Each entry below should be written out exactly as it is, with no pictures.

Material supplied:
++++++++++++++++++++
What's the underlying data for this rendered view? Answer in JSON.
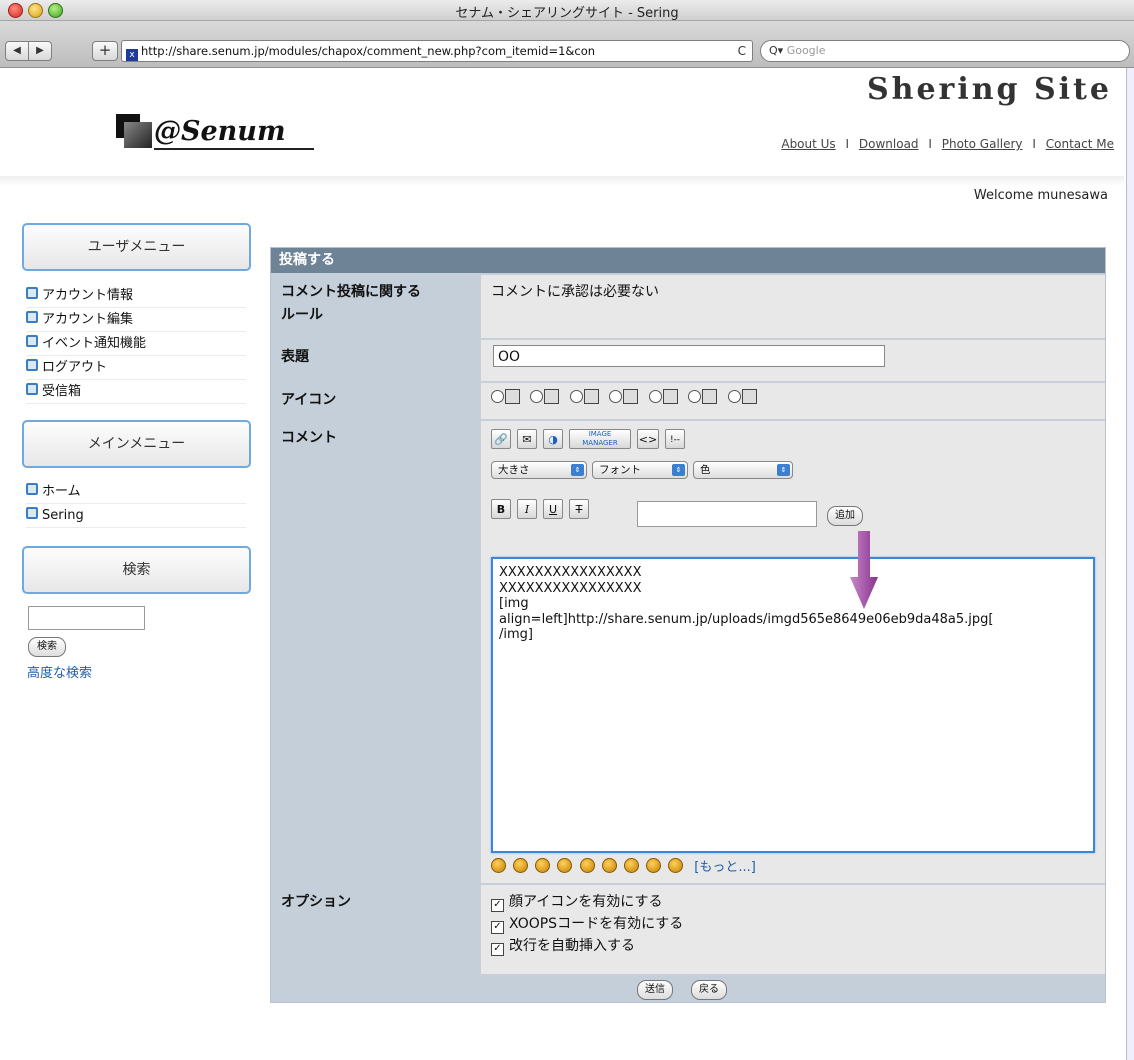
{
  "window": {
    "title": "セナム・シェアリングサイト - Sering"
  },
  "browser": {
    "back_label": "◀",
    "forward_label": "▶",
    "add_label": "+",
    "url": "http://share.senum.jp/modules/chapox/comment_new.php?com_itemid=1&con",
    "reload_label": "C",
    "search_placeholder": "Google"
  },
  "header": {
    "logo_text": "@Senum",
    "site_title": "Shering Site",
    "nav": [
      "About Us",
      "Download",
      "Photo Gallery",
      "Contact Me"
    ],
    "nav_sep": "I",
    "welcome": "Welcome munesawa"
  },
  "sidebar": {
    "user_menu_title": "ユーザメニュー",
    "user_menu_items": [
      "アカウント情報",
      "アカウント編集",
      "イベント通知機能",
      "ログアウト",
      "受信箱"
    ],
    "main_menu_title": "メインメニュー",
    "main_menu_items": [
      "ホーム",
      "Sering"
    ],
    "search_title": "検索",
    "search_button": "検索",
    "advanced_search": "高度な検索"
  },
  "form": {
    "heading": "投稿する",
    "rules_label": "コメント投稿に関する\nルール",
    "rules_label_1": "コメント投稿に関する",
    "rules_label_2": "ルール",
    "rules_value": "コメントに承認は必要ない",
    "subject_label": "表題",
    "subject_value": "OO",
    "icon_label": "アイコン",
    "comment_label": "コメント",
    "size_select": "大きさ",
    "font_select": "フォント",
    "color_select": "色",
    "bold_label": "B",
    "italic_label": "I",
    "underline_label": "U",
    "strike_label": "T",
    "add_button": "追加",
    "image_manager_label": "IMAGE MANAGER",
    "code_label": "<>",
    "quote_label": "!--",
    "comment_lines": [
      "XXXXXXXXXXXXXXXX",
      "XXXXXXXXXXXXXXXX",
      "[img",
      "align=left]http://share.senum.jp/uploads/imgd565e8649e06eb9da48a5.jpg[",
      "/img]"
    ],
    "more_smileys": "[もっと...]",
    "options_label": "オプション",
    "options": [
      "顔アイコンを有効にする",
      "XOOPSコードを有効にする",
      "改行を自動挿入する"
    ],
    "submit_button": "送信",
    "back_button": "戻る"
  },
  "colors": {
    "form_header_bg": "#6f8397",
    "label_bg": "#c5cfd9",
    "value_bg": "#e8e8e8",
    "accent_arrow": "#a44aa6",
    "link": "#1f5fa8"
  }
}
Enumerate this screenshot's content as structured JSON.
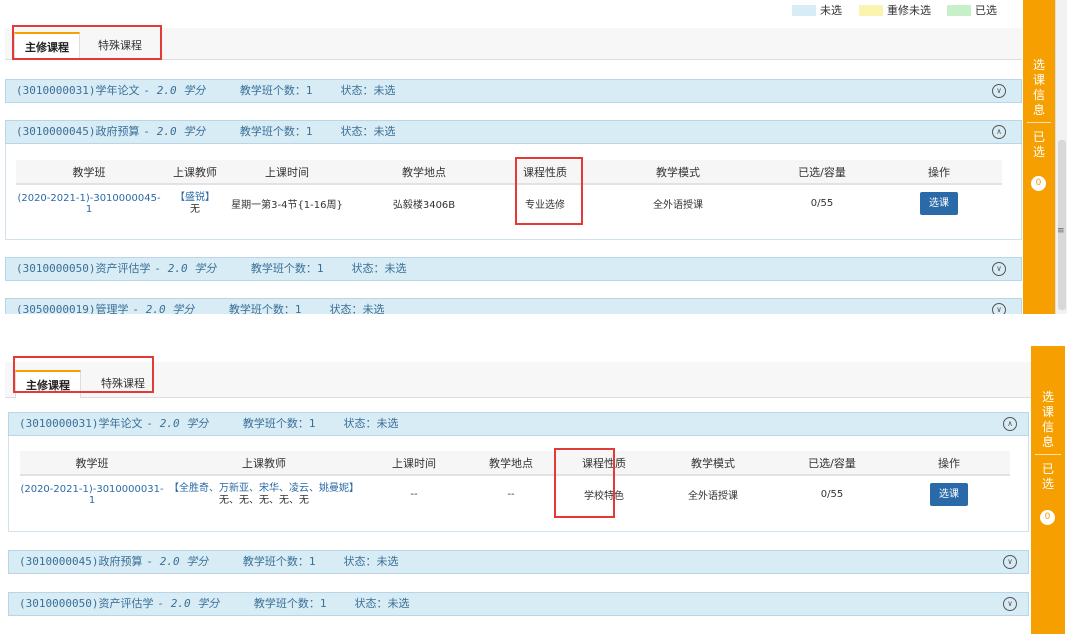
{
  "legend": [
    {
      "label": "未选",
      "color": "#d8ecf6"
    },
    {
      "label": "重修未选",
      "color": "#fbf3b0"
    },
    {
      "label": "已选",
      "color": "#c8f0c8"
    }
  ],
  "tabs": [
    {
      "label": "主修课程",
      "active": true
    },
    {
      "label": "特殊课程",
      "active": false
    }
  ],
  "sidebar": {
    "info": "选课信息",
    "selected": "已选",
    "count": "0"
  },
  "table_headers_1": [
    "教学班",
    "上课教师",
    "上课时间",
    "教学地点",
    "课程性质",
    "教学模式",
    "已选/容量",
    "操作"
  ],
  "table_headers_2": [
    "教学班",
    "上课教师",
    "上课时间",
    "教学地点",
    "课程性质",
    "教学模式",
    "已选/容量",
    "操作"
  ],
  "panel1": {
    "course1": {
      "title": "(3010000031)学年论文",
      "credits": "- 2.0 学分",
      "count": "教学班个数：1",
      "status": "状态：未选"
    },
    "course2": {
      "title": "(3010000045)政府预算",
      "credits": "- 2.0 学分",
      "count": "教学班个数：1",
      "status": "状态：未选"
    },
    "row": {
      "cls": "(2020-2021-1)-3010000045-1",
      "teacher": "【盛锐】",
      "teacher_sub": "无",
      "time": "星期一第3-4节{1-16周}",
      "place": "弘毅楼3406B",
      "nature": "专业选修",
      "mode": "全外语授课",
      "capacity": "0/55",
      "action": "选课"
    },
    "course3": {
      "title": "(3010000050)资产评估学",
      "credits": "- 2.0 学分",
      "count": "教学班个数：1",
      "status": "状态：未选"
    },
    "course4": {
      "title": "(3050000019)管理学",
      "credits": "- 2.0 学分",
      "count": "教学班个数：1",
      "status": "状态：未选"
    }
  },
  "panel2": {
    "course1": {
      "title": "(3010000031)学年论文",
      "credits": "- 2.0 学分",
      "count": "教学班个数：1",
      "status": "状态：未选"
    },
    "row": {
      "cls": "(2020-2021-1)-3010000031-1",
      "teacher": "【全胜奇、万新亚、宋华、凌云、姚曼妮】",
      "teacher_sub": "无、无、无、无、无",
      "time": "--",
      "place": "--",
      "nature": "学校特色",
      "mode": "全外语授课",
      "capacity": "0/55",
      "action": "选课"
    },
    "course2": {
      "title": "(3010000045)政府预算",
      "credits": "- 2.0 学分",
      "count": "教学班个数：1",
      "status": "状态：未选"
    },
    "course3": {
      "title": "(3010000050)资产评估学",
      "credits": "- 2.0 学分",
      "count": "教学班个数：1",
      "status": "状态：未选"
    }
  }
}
++++++++++++++++++++
Expected output:
What's the underlying data for this rendered view? Answer in JSON.
{
  "window": {
    "title": "セナム・シェアリングサイト - Sering"
  },
  "browser": {
    "back_label": "◀",
    "forward_label": "▶",
    "add_label": "+",
    "url": "http://share.senum.jp/modules/chapox/comment_new.php?com_itemid=1&con",
    "reload_label": "C",
    "search_placeholder": "Google"
  },
  "header": {
    "logo_text": "@Senum",
    "site_title": "Shering Site",
    "nav": [
      "About Us",
      "Download",
      "Photo Gallery",
      "Contact Me"
    ],
    "nav_sep": "I",
    "welcome": "Welcome munesawa"
  },
  "sidebar": {
    "user_menu_title": "ユーザメニュー",
    "user_menu_items": [
      "アカウント情報",
      "アカウント編集",
      "イベント通知機能",
      "ログアウト",
      "受信箱"
    ],
    "main_menu_title": "メインメニュー",
    "main_menu_items": [
      "ホーム",
      "Sering"
    ],
    "search_title": "検索",
    "search_button": "検索",
    "advanced_search": "高度な検索"
  },
  "form": {
    "heading": "投稿する",
    "rules_label": "コメント投稿に関する\nルール",
    "rules_label_1": "コメント投稿に関する",
    "rules_label_2": "ルール",
    "rules_value": "コメントに承認は必要ない",
    "subject_label": "表題",
    "subject_value": "OO",
    "icon_label": "アイコン",
    "comment_label": "コメント",
    "size_select": "大きさ",
    "font_select": "フォント",
    "color_select": "色",
    "bold_label": "B",
    "italic_label": "I",
    "underline_label": "U",
    "strike_label": "T",
    "add_button": "追加",
    "image_manager_label": "IMAGE MANAGER",
    "code_label": "<>",
    "quote_label": "!--",
    "comment_lines": [
      "XXXXXXXXXXXXXXXX",
      "XXXXXXXXXXXXXXXX",
      "[img",
      "align=left]http://share.senum.jp/uploads/imgd565e8649e06eb9da48a5.jpg[",
      "/img]"
    ],
    "more_smileys": "[もっと...]",
    "options_label": "オプション",
    "options": [
      "顔アイコンを有効にする",
      "XOOPSコードを有効にする",
      "改行を自動挿入する"
    ],
    "submit_button": "送信",
    "back_button": "戻る"
  },
  "colors": {
    "form_header_bg": "#6f8397",
    "label_bg": "#c5cfd9",
    "value_bg": "#e8e8e8",
    "accent_arrow": "#a44aa6",
    "link": "#1f5fa8"
  }
}
Enumerate this screenshot's content as structured JSON.
{
  "legend": [
    {
      "label": "未选",
      "color": "#d8ecf6"
    },
    {
      "label": "重修未选",
      "color": "#fbf3b0"
    },
    {
      "label": "已选",
      "color": "#c8f0c8"
    }
  ],
  "tabs": [
    {
      "label": "主修课程",
      "active": true
    },
    {
      "label": "特殊课程",
      "active": false
    }
  ],
  "sidebar": {
    "info": "选课信息",
    "selected": "已选",
    "count": "0"
  },
  "table_headers_1": [
    "教学班",
    "上课教师",
    "上课时间",
    "教学地点",
    "课程性质",
    "教学模式",
    "已选/容量",
    "操作"
  ],
  "table_headers_2": [
    "教学班",
    "上课教师",
    "上课时间",
    "教学地点",
    "课程性质",
    "教学模式",
    "已选/容量",
    "操作"
  ],
  "panel1": {
    "course1": {
      "title": "(3010000031)学年论文",
      "credits": "- 2.0 学分",
      "count": "教学班个数：1",
      "status": "状态：未选"
    },
    "course2": {
      "title": "(3010000045)政府预算",
      "credits": "- 2.0 学分",
      "count": "教学班个数：1",
      "status": "状态：未选"
    },
    "row": {
      "cls": "(2020-2021-1)-3010000045-1",
      "teacher": "【盛锐】",
      "teacher_sub": "无",
      "time": "星期一第3-4节{1-16周}",
      "place": "弘毅楼3406B",
      "nature": "专业选修",
      "mode": "全外语授课",
      "capacity": "0/55",
      "action": "选课"
    },
    "course3": {
      "title": "(3010000050)资产评估学",
      "credits": "- 2.0 学分",
      "count": "教学班个数：1",
      "status": "状态：未选"
    },
    "course4": {
      "title": "(3050000019)管理学",
      "credits": "- 2.0 学分",
      "count": "教学班个数：1",
      "status": "状态：未选"
    }
  },
  "panel2": {
    "course1": {
      "title": "(3010000031)学年论文",
      "credits": "- 2.0 学分",
      "count": "教学班个数：1",
      "status": "状态：未选"
    },
    "row": {
      "cls": "(2020-2021-1)-3010000031-1",
      "teacher": "【全胜奇、万新亚、宋华、凌云、姚曼妮】",
      "teacher_sub": "无、无、无、无、无",
      "time": "--",
      "place": "--",
      "nature": "学校特色",
      "mode": "全外语授课",
      "capacity": "0/55",
      "action": "选课"
    },
    "course2": {
      "title": "(3010000045)政府预算",
      "credits": "- 2.0 学分",
      "count": "教学班个数：1",
      "status": "状态：未选"
    },
    "course3": {
      "title": "(3010000050)资产评估学",
      "credits": "- 2.0 学分",
      "count": "教学班个数：1",
      "status": "状态：未选"
    }
  }
}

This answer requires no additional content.